ELENCO DA ELABORARE:
= = = =
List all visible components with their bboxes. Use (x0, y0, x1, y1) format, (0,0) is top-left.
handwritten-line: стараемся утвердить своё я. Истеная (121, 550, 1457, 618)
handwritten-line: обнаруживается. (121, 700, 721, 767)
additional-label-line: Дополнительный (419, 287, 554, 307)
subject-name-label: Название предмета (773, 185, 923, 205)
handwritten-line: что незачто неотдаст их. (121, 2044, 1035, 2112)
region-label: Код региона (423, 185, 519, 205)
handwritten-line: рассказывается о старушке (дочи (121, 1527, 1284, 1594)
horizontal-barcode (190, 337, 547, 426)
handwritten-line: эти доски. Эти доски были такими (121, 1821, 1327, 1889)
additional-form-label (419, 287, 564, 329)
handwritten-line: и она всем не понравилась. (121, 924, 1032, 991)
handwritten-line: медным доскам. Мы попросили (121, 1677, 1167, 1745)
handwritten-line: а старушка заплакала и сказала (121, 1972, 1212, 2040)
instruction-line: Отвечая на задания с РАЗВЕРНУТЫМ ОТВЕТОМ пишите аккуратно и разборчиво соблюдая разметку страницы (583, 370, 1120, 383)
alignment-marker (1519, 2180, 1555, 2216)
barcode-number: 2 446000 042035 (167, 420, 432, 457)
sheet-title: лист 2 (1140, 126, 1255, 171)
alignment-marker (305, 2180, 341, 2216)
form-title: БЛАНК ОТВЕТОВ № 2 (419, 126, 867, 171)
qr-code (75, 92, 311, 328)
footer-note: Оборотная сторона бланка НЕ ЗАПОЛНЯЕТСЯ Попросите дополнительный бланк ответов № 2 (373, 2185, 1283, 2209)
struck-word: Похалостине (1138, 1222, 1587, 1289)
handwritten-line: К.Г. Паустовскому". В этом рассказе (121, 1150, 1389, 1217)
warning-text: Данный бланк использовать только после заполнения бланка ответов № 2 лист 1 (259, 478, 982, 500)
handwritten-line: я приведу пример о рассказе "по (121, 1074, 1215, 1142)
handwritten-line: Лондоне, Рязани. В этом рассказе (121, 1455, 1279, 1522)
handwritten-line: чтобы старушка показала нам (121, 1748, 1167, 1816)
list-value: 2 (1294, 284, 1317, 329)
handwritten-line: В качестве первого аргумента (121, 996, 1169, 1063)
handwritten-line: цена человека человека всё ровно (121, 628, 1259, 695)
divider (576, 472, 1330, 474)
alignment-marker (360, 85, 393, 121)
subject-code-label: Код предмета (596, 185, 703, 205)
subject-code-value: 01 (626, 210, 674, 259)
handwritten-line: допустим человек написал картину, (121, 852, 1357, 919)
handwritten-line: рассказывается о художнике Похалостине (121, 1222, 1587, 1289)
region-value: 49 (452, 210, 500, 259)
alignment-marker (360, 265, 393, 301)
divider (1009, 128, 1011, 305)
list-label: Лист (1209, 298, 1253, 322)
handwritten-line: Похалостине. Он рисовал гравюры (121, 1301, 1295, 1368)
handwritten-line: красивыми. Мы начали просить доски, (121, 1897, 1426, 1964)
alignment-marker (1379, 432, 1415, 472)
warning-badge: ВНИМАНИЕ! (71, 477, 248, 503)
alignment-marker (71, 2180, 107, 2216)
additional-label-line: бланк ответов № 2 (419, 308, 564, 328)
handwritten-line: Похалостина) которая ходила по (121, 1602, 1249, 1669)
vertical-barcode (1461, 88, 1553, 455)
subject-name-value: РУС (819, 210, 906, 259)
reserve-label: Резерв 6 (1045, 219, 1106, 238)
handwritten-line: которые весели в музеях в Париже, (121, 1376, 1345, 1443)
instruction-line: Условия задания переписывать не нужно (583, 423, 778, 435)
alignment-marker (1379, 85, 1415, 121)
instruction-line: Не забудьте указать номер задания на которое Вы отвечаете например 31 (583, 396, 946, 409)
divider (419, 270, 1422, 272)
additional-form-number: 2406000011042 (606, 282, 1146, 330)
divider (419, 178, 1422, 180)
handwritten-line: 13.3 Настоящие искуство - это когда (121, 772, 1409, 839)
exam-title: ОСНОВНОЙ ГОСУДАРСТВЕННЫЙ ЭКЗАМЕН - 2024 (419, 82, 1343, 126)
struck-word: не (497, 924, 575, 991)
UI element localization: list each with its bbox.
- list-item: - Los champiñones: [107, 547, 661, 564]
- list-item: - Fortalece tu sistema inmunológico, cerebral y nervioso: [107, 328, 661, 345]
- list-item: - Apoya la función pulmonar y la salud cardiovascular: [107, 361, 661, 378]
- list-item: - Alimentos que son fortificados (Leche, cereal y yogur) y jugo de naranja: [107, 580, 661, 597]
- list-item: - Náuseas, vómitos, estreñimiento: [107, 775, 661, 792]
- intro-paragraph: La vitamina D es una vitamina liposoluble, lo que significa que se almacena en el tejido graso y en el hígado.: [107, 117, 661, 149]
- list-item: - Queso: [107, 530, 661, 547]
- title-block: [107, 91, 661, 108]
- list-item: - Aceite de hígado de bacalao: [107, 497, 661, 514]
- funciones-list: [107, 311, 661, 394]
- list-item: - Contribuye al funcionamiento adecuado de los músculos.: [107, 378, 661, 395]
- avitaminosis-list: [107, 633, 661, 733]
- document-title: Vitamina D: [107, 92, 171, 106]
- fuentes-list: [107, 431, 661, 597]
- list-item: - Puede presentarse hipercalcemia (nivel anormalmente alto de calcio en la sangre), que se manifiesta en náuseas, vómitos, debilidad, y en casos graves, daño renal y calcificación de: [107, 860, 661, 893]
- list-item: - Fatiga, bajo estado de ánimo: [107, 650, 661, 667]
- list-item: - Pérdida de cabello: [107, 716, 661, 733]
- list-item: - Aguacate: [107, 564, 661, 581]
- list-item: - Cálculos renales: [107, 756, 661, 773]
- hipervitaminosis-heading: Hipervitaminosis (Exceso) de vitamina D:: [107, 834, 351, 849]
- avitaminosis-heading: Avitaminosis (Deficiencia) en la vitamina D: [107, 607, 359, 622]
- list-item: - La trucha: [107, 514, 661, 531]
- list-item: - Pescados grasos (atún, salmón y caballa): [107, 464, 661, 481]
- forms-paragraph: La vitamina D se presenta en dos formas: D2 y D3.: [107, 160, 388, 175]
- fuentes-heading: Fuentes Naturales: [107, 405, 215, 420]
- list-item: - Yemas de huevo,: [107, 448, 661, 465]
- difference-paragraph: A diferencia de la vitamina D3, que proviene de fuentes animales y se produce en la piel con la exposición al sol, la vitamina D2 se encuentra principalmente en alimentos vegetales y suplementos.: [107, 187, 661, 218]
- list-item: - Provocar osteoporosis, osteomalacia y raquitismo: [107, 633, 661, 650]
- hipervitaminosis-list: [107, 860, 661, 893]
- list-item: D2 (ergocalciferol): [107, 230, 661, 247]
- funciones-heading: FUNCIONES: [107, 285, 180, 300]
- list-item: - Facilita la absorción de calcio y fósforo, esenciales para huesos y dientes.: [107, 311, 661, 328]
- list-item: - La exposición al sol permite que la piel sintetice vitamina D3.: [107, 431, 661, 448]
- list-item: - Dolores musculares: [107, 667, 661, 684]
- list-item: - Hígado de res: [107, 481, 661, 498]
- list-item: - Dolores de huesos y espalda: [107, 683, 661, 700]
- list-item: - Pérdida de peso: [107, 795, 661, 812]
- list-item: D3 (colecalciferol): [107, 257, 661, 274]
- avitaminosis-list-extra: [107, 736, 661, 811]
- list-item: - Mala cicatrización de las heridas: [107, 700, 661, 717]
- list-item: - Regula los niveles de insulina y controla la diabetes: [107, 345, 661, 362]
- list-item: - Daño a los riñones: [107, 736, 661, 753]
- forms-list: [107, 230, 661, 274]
= = = =
DA FARE: Trascrivi parola per parola tutte le righe dell'elenco qui sopra, dal primo all'ultimo blocco.

SOLUZIONE:
List all visible components with their bboxes. Use (x0, y0, x1, y1) format, (0,0) is top-left.
handwritten-line: стараемся утвердить своё я. Истеная (121, 550, 1457, 618)
handwritten-line: обнаруживается. (121, 700, 721, 767)
additional-label-line: Дополнительный (419, 287, 554, 307)
subject-name-label: Название предмета (773, 185, 923, 205)
handwritten-line: что незачто неотдаст их. (121, 2044, 1035, 2112)
region-label: Код региона (423, 185, 519, 205)
handwritten-line: рассказывается о старушке (дочи (121, 1527, 1284, 1594)
horizontal-barcode (190, 337, 547, 426)
handwritten-line: эти доски. Эти доски были такими (121, 1821, 1327, 1889)
additional-form-label (419, 287, 564, 329)
handwritten-line: и она всем не понравилась. (121, 924, 1032, 991)
handwritten-line: медным доскам. Мы попросили (121, 1677, 1167, 1745)
handwritten-line: а старушка заплакала и сказала (121, 1972, 1212, 2040)
instruction-line: Отвечая на задания с РАЗВЕРНУТЫМ ОТВЕТОМ пишите аккуратно и разборчиво соблюдая разметку страницы (583, 370, 1120, 383)
alignment-marker (1519, 2180, 1555, 2216)
barcode-number: 2 446000 042035 (167, 420, 432, 457)
sheet-title: лист 2 (1140, 126, 1255, 171)
alignment-marker (305, 2180, 341, 2216)
form-title: БЛАНК ОТВЕТОВ № 2 (419, 126, 867, 171)
qr-code (75, 92, 311, 328)
footer-note: Оборотная сторона бланка НЕ ЗАПОЛНЯЕТСЯ Попросите дополнительный бланк ответов № 2 (373, 2185, 1283, 2209)
struck-word: Похалостине (1138, 1222, 1587, 1289)
handwritten-line: К.Г. Паустовскому". В этом рассказе (121, 1150, 1389, 1217)
warning-text: Данный бланк использовать только после заполнения бланка ответов № 2 лист 1 (259, 478, 982, 500)
handwritten-line: я приведу пример о рассказе "по (121, 1074, 1215, 1142)
handwritten-line: Лондоне, Рязани. В этом рассказе (121, 1455, 1279, 1522)
handwritten-line: чтобы старушка показала нам (121, 1748, 1167, 1816)
list-value: 2 (1294, 284, 1317, 329)
handwritten-line: В качестве первого аргумента (121, 996, 1169, 1063)
handwritten-line: цена человека человека всё ровно (121, 628, 1259, 695)
divider (576, 472, 1330, 474)
alignment-marker (360, 85, 393, 121)
subject-code-label: Код предмета (596, 185, 703, 205)
subject-code-value: 01 (626, 210, 674, 259)
handwritten-line: допустим человек написал картину, (121, 852, 1357, 919)
handwritten-line: рассказывается о художнике Похалостине (121, 1222, 1587, 1289)
region-value: 49 (452, 210, 500, 259)
alignment-marker (360, 265, 393, 301)
divider (1009, 128, 1011, 305)
list-label: Лист (1209, 298, 1253, 322)
handwritten-line: Похалостине. Он рисовал гравюры (121, 1301, 1295, 1368)
handwritten-line: красивыми. Мы начали просить доски, (121, 1897, 1426, 1964)
alignment-marker (1379, 432, 1415, 472)
warning-badge: ВНИМАНИЕ! (71, 477, 248, 503)
alignment-marker (71, 2180, 107, 2216)
additional-label-line: бланк ответов № 2 (419, 308, 564, 328)
handwritten-line: Похалостина) которая ходила по (121, 1602, 1249, 1669)
vertical-barcode (1461, 88, 1553, 455)
subject-name-value: РУС (819, 210, 906, 259)
reserve-label: Резерв 6 (1045, 219, 1106, 238)
handwritten-line: которые весели в музеях в Париже, (121, 1376, 1345, 1443)
instruction-line: Условия задания переписывать не нужно (583, 423, 778, 435)
alignment-marker (1379, 85, 1415, 121)
instruction-line: Не забудьте указать номер задания на которое Вы отвечаете например 31 (583, 396, 946, 409)
divider (419, 270, 1422, 272)
additional-form-number: 2406000011042 (606, 282, 1146, 330)
divider (419, 178, 1422, 180)
handwritten-line: 13.3 Настоящие искуство - это когда (121, 772, 1409, 839)
exam-title: ОСНОВНОЙ ГОСУДАРСТВЕННЫЙ ЭКЗАМЕН - 2024 (419, 82, 1343, 126)
struck-word: не (497, 924, 575, 991)
UI element localization: list each with its bbox.
- list-item: - Los champiñones: [107, 547, 661, 564]
- list-item: - Fortalece tu sistema inmunológico, cerebral y nervioso: [107, 328, 661, 345]
- list-item: - Apoya la función pulmonar y la salud cardiovascular: [107, 361, 661, 378]
- list-item: - Alimentos que son fortificados (Leche, cereal y yogur) y jugo de naranja: [107, 580, 661, 597]
- list-item: - Náuseas, vómitos, estreñimiento: [107, 775, 661, 792]
- intro-paragraph: La vitamina D es una vitamina liposoluble, lo que significa que se almacena en el tejido graso y en el hígado.: [107, 117, 661, 149]
- list-item: - Queso: [107, 530, 661, 547]
- title-block: [107, 91, 661, 108]
- list-item: - Aceite de hígado de bacalao: [107, 497, 661, 514]
- funciones-list: [107, 311, 661, 394]
- list-item: - Contribuye al funcionamiento adecuado de los músculos.: [107, 378, 661, 395]
- avitaminosis-list: [107, 633, 661, 733]
- document-title: Vitamina D: [107, 92, 171, 106]
- fuentes-list: [107, 431, 661, 597]
- list-item: - Puede presentarse hipercalcemia (nivel anormalmente alto de calcio en la sangre), que se manifiesta en náuseas, vómitos, debilidad, y en casos graves, daño renal y calcificación de: [107, 860, 661, 893]
- list-item: - Fatiga, bajo estado de ánimo: [107, 650, 661, 667]
- list-item: - Pérdida de cabello: [107, 716, 661, 733]
- list-item: - Aguacate: [107, 564, 661, 581]
- list-item: - Cálculos renales: [107, 756, 661, 773]
- hipervitaminosis-heading: Hipervitaminosis (Exceso) de vitamina D:: [107, 834, 351, 849]
- avitaminosis-heading: Avitaminosis (Deficiencia) en la vitamina D: [107, 607, 359, 622]
- list-item: - La trucha: [107, 514, 661, 531]
- list-item: - Pescados grasos (atún, salmón y caballa): [107, 464, 661, 481]
- forms-paragraph: La vitamina D se presenta en dos formas: D2 y D3.: [107, 160, 388, 175]
- fuentes-heading: Fuentes Naturales: [107, 405, 215, 420]
- list-item: - Yemas de huevo,: [107, 448, 661, 465]
- difference-paragraph: A diferencia de la vitamina D3, que proviene de fuentes animales y se produce en la piel con la exposición al sol, la vitamina D2 se encuentra principalmente en alimentos vegetales y suplementos.: [107, 187, 661, 218]
- list-item: - Provocar osteoporosis, osteomalacia y raquitismo: [107, 633, 661, 650]
- hipervitaminosis-list: [107, 860, 661, 893]
- list-item: D2 (ergocalciferol): [107, 230, 661, 247]
- funciones-heading: FUNCIONES: [107, 285, 180, 300]
- list-item: - Facilita la absorción de calcio y fósforo, esenciales para huesos y dientes.: [107, 311, 661, 328]
- list-item: - La exposición al sol permite que la piel sintetice vitamina D3.: [107, 431, 661, 448]
- list-item: - Dolores musculares: [107, 667, 661, 684]
- list-item: - Hígado de res: [107, 481, 661, 498]
- list-item: - Dolores de huesos y espalda: [107, 683, 661, 700]
- list-item: - Pérdida de peso: [107, 795, 661, 812]
- list-item: D3 (colecalciferol): [107, 257, 661, 274]
- avitaminosis-list-extra: [107, 736, 661, 811]
- list-item: - Mala cicatrización de las heridas: [107, 700, 661, 717]
- list-item: - Regula los niveles de insulina y controla la diabetes: [107, 345, 661, 362]
- list-item: - Daño a los riñones: [107, 736, 661, 753]
- forms-list: [107, 230, 661, 274]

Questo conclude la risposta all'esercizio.